— Begin RECORDS TO PROCESS —
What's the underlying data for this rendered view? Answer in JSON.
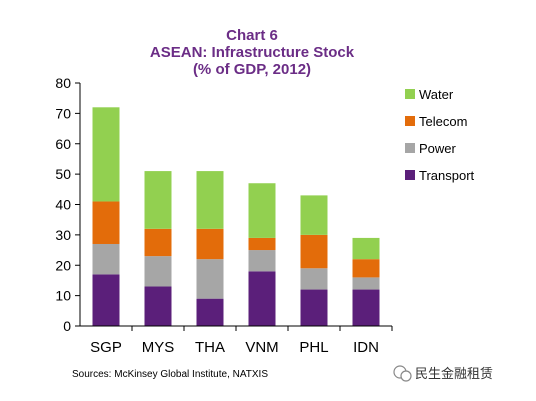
{
  "chart_data": {
    "type": "bar",
    "stacked": true,
    "title": "Chart 6",
    "subtitle_lines": [
      "ASEAN: Infrastructure Stock",
      "(% of GDP, 2012)"
    ],
    "categories": [
      "SGP",
      "MYS",
      "THA",
      "VNM",
      "PHL",
      "IDN"
    ],
    "series": [
      {
        "name": "Transport",
        "color": "#5b1f7a",
        "values": [
          17,
          13,
          9,
          18,
          12,
          12
        ]
      },
      {
        "name": "Power",
        "color": "#a6a6a6",
        "values": [
          10,
          10,
          13,
          7,
          7,
          4
        ]
      },
      {
        "name": "Telecom",
        "color": "#e36c0a",
        "values": [
          14,
          9,
          10,
          4,
          11,
          6
        ]
      },
      {
        "name": "Water",
        "color": "#92d050",
        "values": [
          31,
          19,
          19,
          18,
          13,
          7
        ]
      }
    ],
    "legend_order": [
      "Water",
      "Telecom",
      "Power",
      "Transport"
    ],
    "legend_position": "right",
    "ylim": [
      0,
      80
    ],
    "yticks": [
      0,
      10,
      20,
      30,
      40,
      50,
      60,
      70,
      80
    ],
    "grid": false
  },
  "source_text": "Sources: McKinsey Global Institute, NATXIS",
  "watermark": {
    "icon": "wechat-icon",
    "text": "民生金融租赁"
  }
}
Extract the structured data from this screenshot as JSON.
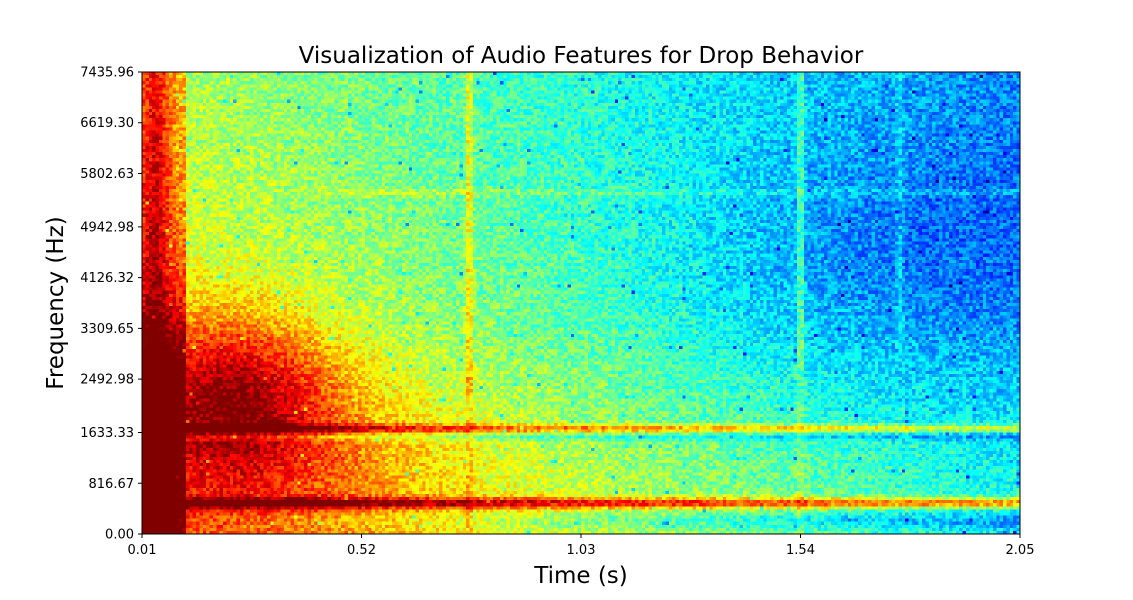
{
  "chart_data": {
    "type": "heatmap",
    "title": "Visualization of Audio Features for Drop Behavior",
    "xlabel": "Time (s)",
    "ylabel": "Frequency (Hz)",
    "xlim": [
      0.01,
      2.05
    ],
    "ylim": [
      0.0,
      7435.96
    ],
    "x_ticks": [
      0.01,
      0.52,
      1.03,
      1.54,
      2.05
    ],
    "x_tick_labels": [
      "0.01",
      "0.52",
      "1.03",
      "1.54",
      "2.05"
    ],
    "y_ticks": [
      0.0,
      816.67,
      1633.33,
      2492.98,
      3309.65,
      4126.32,
      4942.98,
      5802.63,
      6619.3,
      7435.96
    ],
    "y_tick_labels": [
      "0.00",
      "816.67",
      "1633.33",
      "2492.98",
      "3309.65",
      "4126.32",
      "4942.98",
      "5802.63",
      "6619.30",
      "7435.96"
    ],
    "colormap": "jet",
    "grid": false,
    "legend": "none",
    "features": {
      "onset_times_s": [
        0.04,
        0.77,
        1.54
      ],
      "peak_intensity_region": {
        "time_s": [
          0.1,
          0.5
        ],
        "freq_hz": [
          1633.33,
          3309.65
        ]
      },
      "sustained_bands_hz": [
        500,
        1700
      ],
      "dim_band_hz": 5500
    }
  }
}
— End RECORDS TO PROCESS —
EXERCISE OBJECTIVE: Read through the data and copy every line where "name" shows up.

ANSWER FOR THE TASK:
        "name": "Transport",
        "name": "Power",
        "name": "Telecom",
        "name": "Water",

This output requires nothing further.